Problem to solve =>
Give the count of lines that include the string "name". Add nothing to it.

[Dataset excerpt]

--

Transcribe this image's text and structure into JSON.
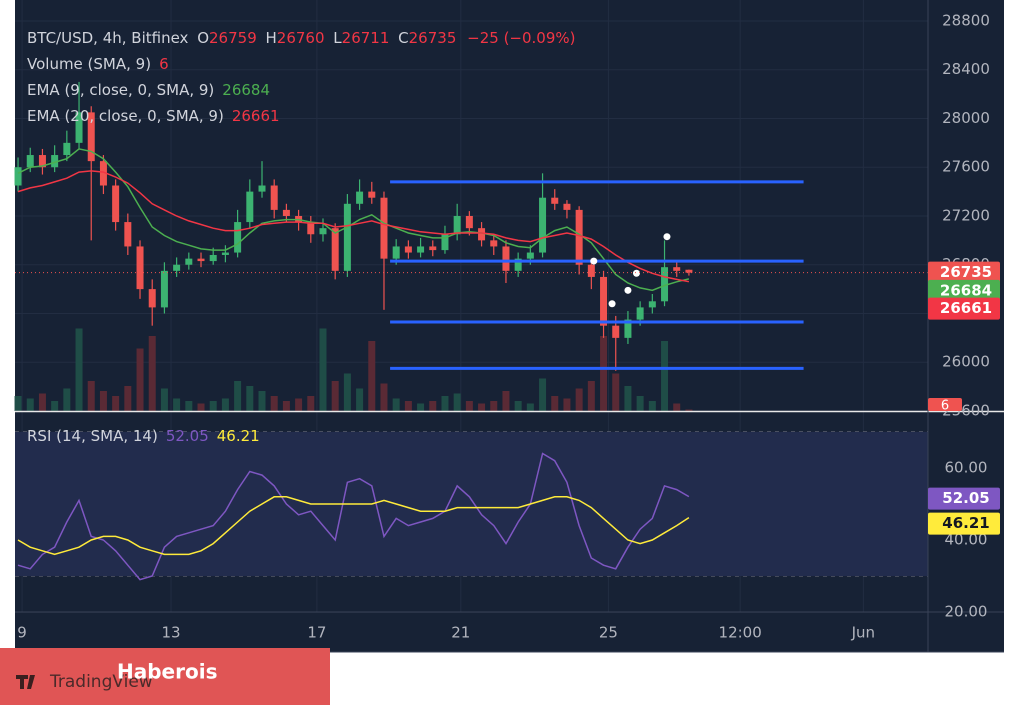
{
  "chart_data": {
    "type": "candlestick",
    "header": {
      "symbol": "BTC/USD, 4h, Bitfinex",
      "open_label": "O",
      "open": 26759,
      "high_label": "H",
      "high": 26760,
      "low_label": "L",
      "low": 26711,
      "close_label": "C",
      "close": 26735,
      "change": "−25 (−0.09%)"
    },
    "volume_label": "Volume (SMA, 9)",
    "up_color": "#3cb371",
    "down_color": "#ef5350",
    "candles": [
      [
        27450,
        27680,
        27400,
        27600
      ],
      [
        27600,
        27760,
        27560,
        27700
      ],
      [
        27700,
        27750,
        27540,
        27600
      ],
      [
        27600,
        27780,
        27560,
        27700
      ],
      [
        27700,
        27900,
        27650,
        27800
      ],
      [
        27800,
        28300,
        27750,
        28050
      ],
      [
        28050,
        28100,
        27000,
        27650
      ],
      [
        27650,
        27700,
        27380,
        27450
      ],
      [
        27450,
        27500,
        27080,
        27150
      ],
      [
        27150,
        27220,
        26880,
        26950
      ],
      [
        26950,
        27000,
        26520,
        26600
      ],
      [
        26600,
        26680,
        26300,
        26450
      ],
      [
        26450,
        26820,
        26400,
        26750
      ],
      [
        26750,
        26860,
        26700,
        26800
      ],
      [
        26800,
        26900,
        26760,
        26850
      ],
      [
        26850,
        26900,
        26780,
        26830
      ],
      [
        26830,
        26940,
        26800,
        26880
      ],
      [
        26880,
        26960,
        26820,
        26900
      ],
      [
        26900,
        27250,
        26860,
        27150
      ],
      [
        27150,
        27500,
        27100,
        27400
      ],
      [
        27400,
        27650,
        27350,
        27450
      ],
      [
        27450,
        27500,
        27180,
        27250
      ],
      [
        27250,
        27300,
        27150,
        27200
      ],
      [
        27200,
        27250,
        27080,
        27150
      ],
      [
        27150,
        27200,
        26980,
        27050
      ],
      [
        27050,
        27180,
        26990,
        27100
      ],
      [
        27100,
        27140,
        26680,
        26750
      ],
      [
        26750,
        27380,
        26700,
        27300
      ],
      [
        27300,
        27500,
        27250,
        27400
      ],
      [
        27400,
        27480,
        27300,
        27350
      ],
      [
        27350,
        27400,
        26430,
        26850
      ],
      [
        26850,
        27010,
        26800,
        26950
      ],
      [
        26950,
        27000,
        26850,
        26900
      ],
      [
        26900,
        27020,
        26860,
        26950
      ],
      [
        26950,
        27000,
        26870,
        26920
      ],
      [
        26920,
        27120,
        26890,
        27050
      ],
      [
        27050,
        27300,
        27000,
        27200
      ],
      [
        27200,
        27240,
        27040,
        27100
      ],
      [
        27100,
        27150,
        26950,
        27000
      ],
      [
        27000,
        27050,
        26880,
        26950
      ],
      [
        26950,
        27000,
        26650,
        26750
      ],
      [
        26750,
        26900,
        26700,
        26850
      ],
      [
        26850,
        26960,
        26800,
        26900
      ],
      [
        26900,
        27550,
        26860,
        27350
      ],
      [
        27350,
        27420,
        27250,
        27300
      ],
      [
        27300,
        27330,
        27180,
        27250
      ],
      [
        27250,
        27280,
        26720,
        26800
      ],
      [
        26800,
        26850,
        26600,
        26700
      ],
      [
        26700,
        26750,
        26200,
        26300
      ],
      [
        26300,
        26380,
        25930,
        26200
      ],
      [
        26200,
        26420,
        26150,
        26350
      ],
      [
        26350,
        26500,
        26300,
        26450
      ],
      [
        26450,
        26560,
        26400,
        26500
      ],
      [
        26500,
        27000,
        26460,
        26780
      ],
      [
        26780,
        26820,
        26700,
        26750
      ],
      [
        26759,
        26760,
        26711,
        26735
      ]
    ],
    "volume": [
      60,
      50,
      70,
      40,
      90,
      330,
      120,
      80,
      60,
      100,
      250,
      300,
      90,
      50,
      40,
      30,
      40,
      50,
      120,
      100,
      80,
      60,
      40,
      50,
      60,
      330,
      120,
      150,
      90,
      280,
      110,
      50,
      40,
      30,
      40,
      60,
      70,
      40,
      30,
      40,
      80,
      40,
      30,
      130,
      60,
      50,
      90,
      120,
      300,
      150,
      100,
      60,
      40,
      280,
      30,
      6
    ],
    "volume_ylim": [
      0,
      400
    ],
    "ema": [
      {
        "name": "EMA (9, close, 0, SMA, 9)",
        "color": "#4caf50",
        "values": [
          27550,
          27600,
          27610,
          27640,
          27670,
          27750,
          27730,
          27670,
          27560,
          27440,
          27270,
          27110,
          27040,
          26990,
          26960,
          26930,
          26920,
          26920,
          26970,
          27060,
          27140,
          27160,
          27170,
          27170,
          27150,
          27140,
          27060,
          27110,
          27170,
          27210,
          27140,
          27100,
          27060,
          27040,
          27020,
          27020,
          27060,
          27070,
          27060,
          27040,
          26980,
          26950,
          26940,
          27020,
          27080,
          27110,
          27050,
          26980,
          26850,
          26720,
          26650,
          26610,
          26590,
          26630,
          26660,
          26684
        ]
      },
      {
        "name": "EMA (20, close, 0, SMA, 9)",
        "color": "#f23645",
        "values": [
          27400,
          27430,
          27450,
          27480,
          27510,
          27560,
          27570,
          27560,
          27520,
          27470,
          27390,
          27300,
          27250,
          27200,
          27160,
          27130,
          27100,
          27080,
          27080,
          27100,
          27130,
          27140,
          27150,
          27150,
          27140,
          27140,
          27110,
          27120,
          27140,
          27160,
          27130,
          27110,
          27090,
          27070,
          27060,
          27050,
          27060,
          27060,
          27060,
          27050,
          27020,
          27000,
          26990,
          27020,
          27040,
          27060,
          27040,
          27010,
          26950,
          26880,
          26820,
          26770,
          26730,
          26700,
          26680,
          26661
        ]
      }
    ],
    "ylim": [
      25600,
      28972
    ],
    "yticks": [
      25600,
      26000,
      26400,
      26800,
      27200,
      27600,
      28000,
      28400,
      28800
    ],
    "xlim": [
      -0.25,
      74.6
    ],
    "xticks": [
      {
        "value": 0.33,
        "label": "9"
      },
      {
        "value": 12.54,
        "label": "13"
      },
      {
        "value": 24.5,
        "label": "17"
      },
      {
        "value": 36.3,
        "label": "21"
      },
      {
        "value": 48.4,
        "label": "25"
      },
      {
        "value": 59.2,
        "label": "12:00"
      },
      {
        "value": 69.3,
        "label": "Jun"
      }
    ],
    "grid": true,
    "levels": [
      27480,
      26830,
      26330,
      25950
    ],
    "level_span": [
      30.5,
      64.4
    ],
    "level_color": "#2962ff",
    "markers": {
      "x": [
        47.2,
        48.7,
        50.0,
        50.7,
        53.2
      ],
      "y": [
        26830,
        26480,
        26590,
        26730,
        27030
      ]
    },
    "rsi": {
      "label": "RSI (14, SMA, 14)",
      "ylim": [
        20.3,
        73.3
      ],
      "yticks": [
        {
          "value": 20,
          "label": "20.00"
        },
        {
          "value": 40,
          "label": "40.00"
        },
        {
          "value": 60,
          "label": "60.00"
        }
      ],
      "bands": [
        30,
        70
      ],
      "series": [
        {
          "color": "#7e57c2",
          "values": [
            33,
            32,
            36,
            38,
            45,
            51,
            41,
            40,
            37,
            33,
            29,
            30,
            38,
            41,
            42,
            43,
            44,
            48,
            54,
            59,
            58,
            55,
            50,
            47,
            48,
            44,
            40,
            56,
            57,
            55,
            41,
            46,
            44,
            45,
            46,
            48,
            55,
            52,
            47,
            44,
            39,
            45,
            50,
            64,
            62,
            56,
            44,
            35,
            33,
            32,
            38,
            43,
            46,
            55,
            54,
            52.05
          ]
        },
        {
          "color": "#ffeb3b",
          "values": [
            40,
            38,
            37,
            36,
            37,
            38,
            40,
            41,
            41,
            40,
            38,
            37,
            36,
            36,
            36,
            37,
            39,
            42,
            45,
            48,
            50,
            52,
            52,
            51,
            50,
            50,
            50,
            50,
            50,
            50,
            51,
            50,
            49,
            48,
            48,
            48,
            49,
            49,
            49,
            49,
            49,
            49,
            50,
            51,
            52,
            52,
            51,
            49,
            46,
            43,
            40,
            39,
            40,
            42,
            44,
            46.21
          ]
        }
      ]
    },
    "banner": "Haberois",
    "watermark": "TradingView"
  }
}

--

Output for this task =>
2